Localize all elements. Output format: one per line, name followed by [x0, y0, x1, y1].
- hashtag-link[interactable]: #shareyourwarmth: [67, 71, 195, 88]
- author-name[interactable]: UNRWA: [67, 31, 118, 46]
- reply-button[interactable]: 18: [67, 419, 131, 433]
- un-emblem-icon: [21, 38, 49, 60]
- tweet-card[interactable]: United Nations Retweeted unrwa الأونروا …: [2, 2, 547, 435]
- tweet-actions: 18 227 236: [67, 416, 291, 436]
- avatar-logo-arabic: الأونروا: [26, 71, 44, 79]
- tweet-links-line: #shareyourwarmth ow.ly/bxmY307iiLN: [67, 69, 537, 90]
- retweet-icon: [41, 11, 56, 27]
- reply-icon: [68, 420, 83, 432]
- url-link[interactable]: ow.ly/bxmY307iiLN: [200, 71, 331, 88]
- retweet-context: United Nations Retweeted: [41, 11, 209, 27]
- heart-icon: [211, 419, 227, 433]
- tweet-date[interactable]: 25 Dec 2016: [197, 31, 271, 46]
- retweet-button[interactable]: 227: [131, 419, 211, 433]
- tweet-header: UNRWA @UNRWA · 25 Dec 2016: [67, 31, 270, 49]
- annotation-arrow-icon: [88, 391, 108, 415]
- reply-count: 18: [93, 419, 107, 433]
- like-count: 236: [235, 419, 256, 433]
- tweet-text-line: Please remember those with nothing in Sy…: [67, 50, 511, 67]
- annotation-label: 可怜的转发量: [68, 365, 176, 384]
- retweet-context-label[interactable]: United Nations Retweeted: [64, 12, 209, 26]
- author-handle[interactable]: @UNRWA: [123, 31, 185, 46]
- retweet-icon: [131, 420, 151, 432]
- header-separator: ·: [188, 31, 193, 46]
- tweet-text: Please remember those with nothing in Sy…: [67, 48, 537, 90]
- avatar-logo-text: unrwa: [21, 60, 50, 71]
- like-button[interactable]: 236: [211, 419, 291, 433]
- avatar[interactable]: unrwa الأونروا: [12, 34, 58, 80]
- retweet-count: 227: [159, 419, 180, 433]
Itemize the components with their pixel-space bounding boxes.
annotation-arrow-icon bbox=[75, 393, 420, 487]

## WRITTEN INSTRUCTION:
Can you write out all the items above again, changing "Retweeted" to "Reposted" and leaving everything else untouched?

## EXERCISE RESPONSE:
Localize all elements. Output format: one per line, name followed by [x0, y0, x1, y1].
- hashtag-link[interactable]: #shareyourwarmth: [67, 71, 195, 88]
- author-name[interactable]: UNRWA: [67, 31, 118, 46]
- reply-button[interactable]: 18: [67, 419, 131, 433]
- un-emblem-icon: [21, 38, 49, 60]
- tweet-card[interactable]: United Nations Reposted unrwa الأونروا …: [2, 2, 547, 435]
- tweet-actions: 18 227 236: [67, 416, 291, 436]
- avatar-logo-arabic: الأونروا: [26, 71, 44, 79]
- tweet-links-line: #shareyourwarmth ow.ly/bxmY307iiLN: [67, 69, 537, 90]
- retweet-icon: [41, 11, 56, 27]
- reply-icon: [68, 420, 83, 432]
- url-link[interactable]: ow.ly/bxmY307iiLN: [200, 71, 331, 88]
- retweet-context: United Nations Reposted: [41, 11, 209, 27]
- heart-icon: [211, 419, 227, 433]
- tweet-date[interactable]: 25 Dec 2016: [197, 31, 271, 46]
- retweet-button[interactable]: 227: [131, 419, 211, 433]
- tweet-header: UNRWA @UNRWA · 25 Dec 2016: [67, 31, 270, 49]
- annotation-arrow-icon: [88, 391, 108, 415]
- reply-count: 18: [93, 419, 107, 433]
- like-count: 236: [235, 419, 256, 433]
- tweet-text-line: Please remember those with nothing in Sy…: [67, 50, 511, 67]
- annotation-label: 可怜的转发量: [68, 365, 176, 384]
- retweet-context-label[interactable]: United Nations Reposted: [64, 12, 209, 26]
- author-handle[interactable]: @UNRWA: [123, 31, 185, 46]
- retweet-icon: [131, 420, 151, 432]
- header-separator: ·: [188, 31, 193, 46]
- tweet-text: Please remember those with nothing in Sy…: [67, 48, 537, 90]
- avatar-logo-text: unrwa: [21, 60, 50, 71]
- like-button[interactable]: 236: [211, 419, 291, 433]
- avatar[interactable]: unrwa الأونروا: [12, 34, 58, 80]
- retweet-count: 227: [159, 419, 180, 433]
Itemize the components with their pixel-space bounding boxes.
annotation-arrow-icon bbox=[75, 393, 420, 487]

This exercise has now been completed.